Written instruction:
Report all lines from the entries below in which "Teil" appears.

Dataset rows
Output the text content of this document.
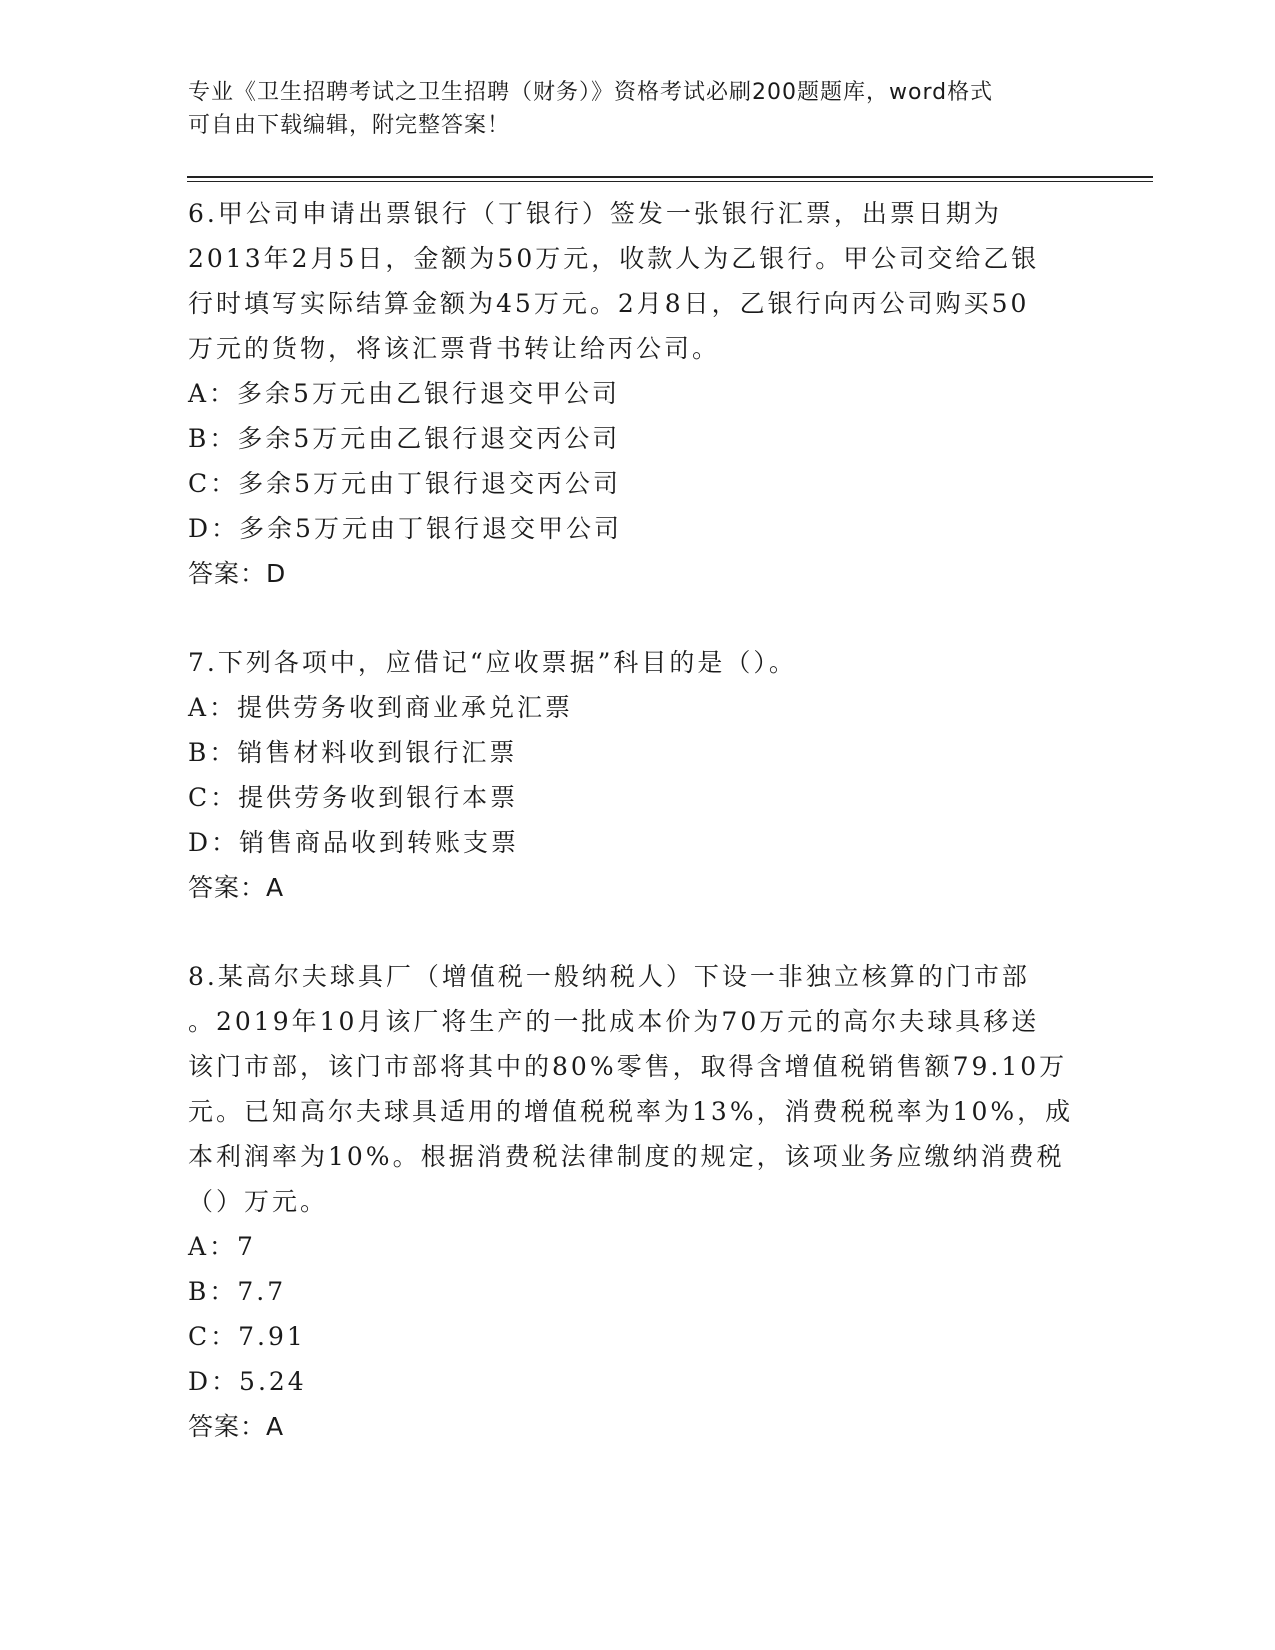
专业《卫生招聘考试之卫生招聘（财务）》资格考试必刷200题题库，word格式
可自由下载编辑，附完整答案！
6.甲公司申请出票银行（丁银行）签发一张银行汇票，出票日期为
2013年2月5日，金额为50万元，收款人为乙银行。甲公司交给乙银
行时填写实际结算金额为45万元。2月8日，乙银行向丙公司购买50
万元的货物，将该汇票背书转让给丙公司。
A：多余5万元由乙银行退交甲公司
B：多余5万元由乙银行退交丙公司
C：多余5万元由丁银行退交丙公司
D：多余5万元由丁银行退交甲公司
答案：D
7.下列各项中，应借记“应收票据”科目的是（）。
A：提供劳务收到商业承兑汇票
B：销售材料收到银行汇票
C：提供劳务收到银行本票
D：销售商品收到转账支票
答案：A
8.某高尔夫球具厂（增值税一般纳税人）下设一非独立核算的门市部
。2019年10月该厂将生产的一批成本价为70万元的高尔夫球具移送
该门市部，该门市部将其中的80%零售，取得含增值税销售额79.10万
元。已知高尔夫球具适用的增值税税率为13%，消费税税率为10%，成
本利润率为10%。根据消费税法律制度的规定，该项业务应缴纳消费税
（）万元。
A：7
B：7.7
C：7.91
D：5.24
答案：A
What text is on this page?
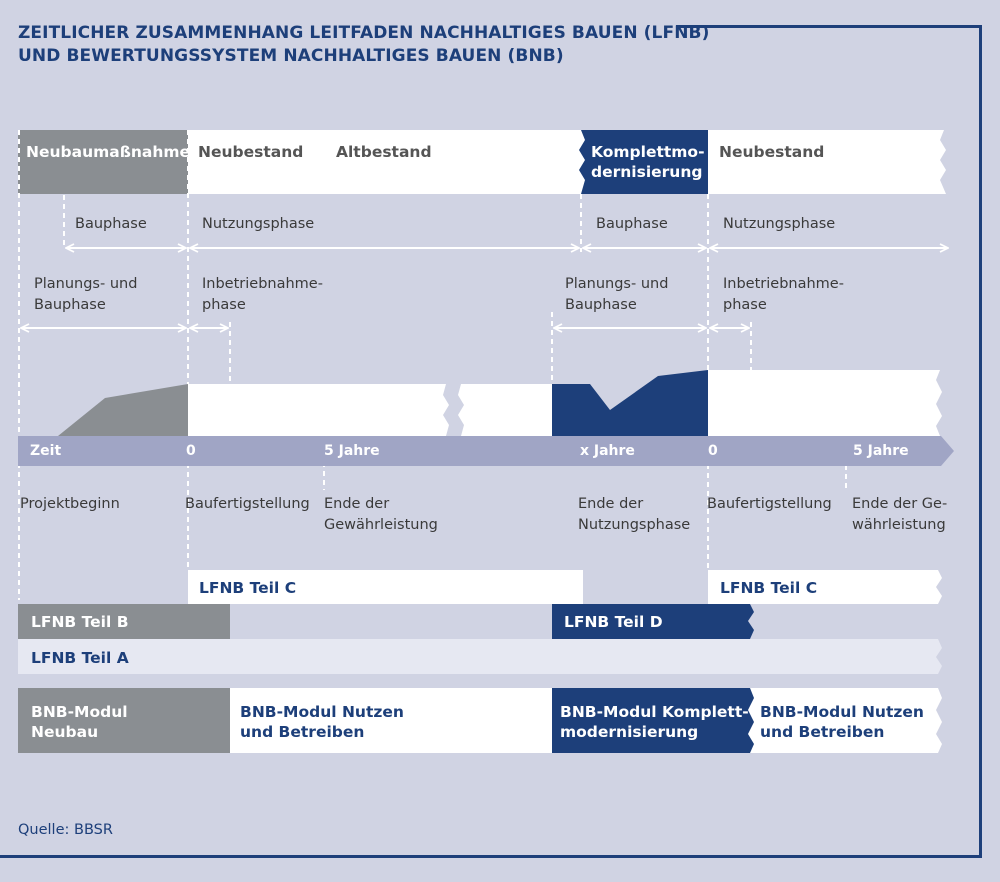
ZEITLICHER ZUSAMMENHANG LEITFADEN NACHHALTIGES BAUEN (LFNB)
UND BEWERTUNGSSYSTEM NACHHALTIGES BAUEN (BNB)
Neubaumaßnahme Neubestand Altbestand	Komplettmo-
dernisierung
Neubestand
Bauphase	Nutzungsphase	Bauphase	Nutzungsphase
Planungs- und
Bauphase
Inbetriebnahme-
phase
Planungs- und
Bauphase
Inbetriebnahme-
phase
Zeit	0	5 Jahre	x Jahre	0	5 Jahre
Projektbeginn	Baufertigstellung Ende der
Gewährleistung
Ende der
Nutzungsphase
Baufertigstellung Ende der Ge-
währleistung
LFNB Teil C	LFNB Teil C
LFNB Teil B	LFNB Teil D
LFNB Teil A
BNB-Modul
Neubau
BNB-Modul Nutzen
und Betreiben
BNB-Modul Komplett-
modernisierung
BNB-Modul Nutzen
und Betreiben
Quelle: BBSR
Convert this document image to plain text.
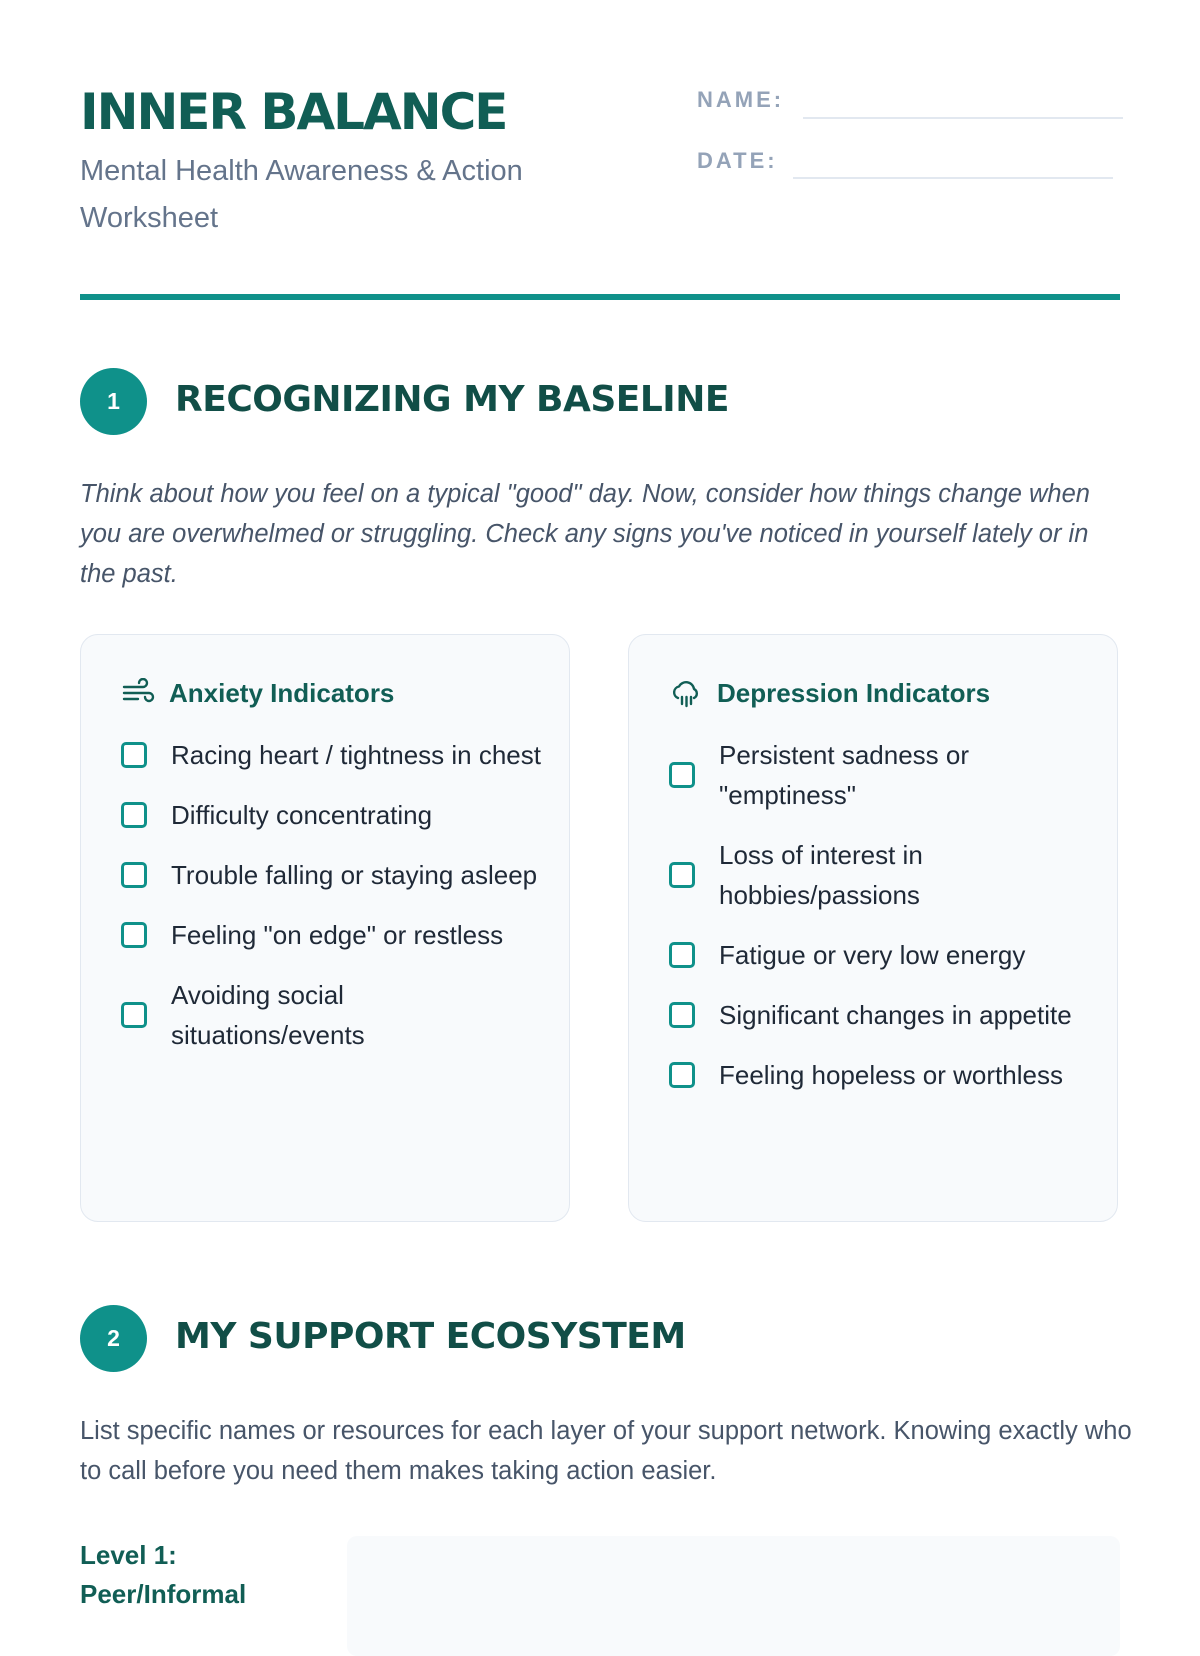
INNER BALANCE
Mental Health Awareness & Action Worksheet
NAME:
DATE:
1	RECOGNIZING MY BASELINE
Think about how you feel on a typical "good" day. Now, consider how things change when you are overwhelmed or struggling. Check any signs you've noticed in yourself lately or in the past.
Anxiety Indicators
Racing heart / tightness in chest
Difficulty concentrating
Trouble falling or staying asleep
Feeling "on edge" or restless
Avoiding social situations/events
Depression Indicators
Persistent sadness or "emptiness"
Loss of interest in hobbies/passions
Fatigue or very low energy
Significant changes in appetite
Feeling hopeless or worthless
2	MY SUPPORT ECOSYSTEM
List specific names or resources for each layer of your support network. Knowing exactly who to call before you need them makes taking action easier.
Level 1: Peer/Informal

Final result:
LFNB Teil C	LFNB Teil C
LFNB Teil B	LFNB Teil D
LFNB Teil A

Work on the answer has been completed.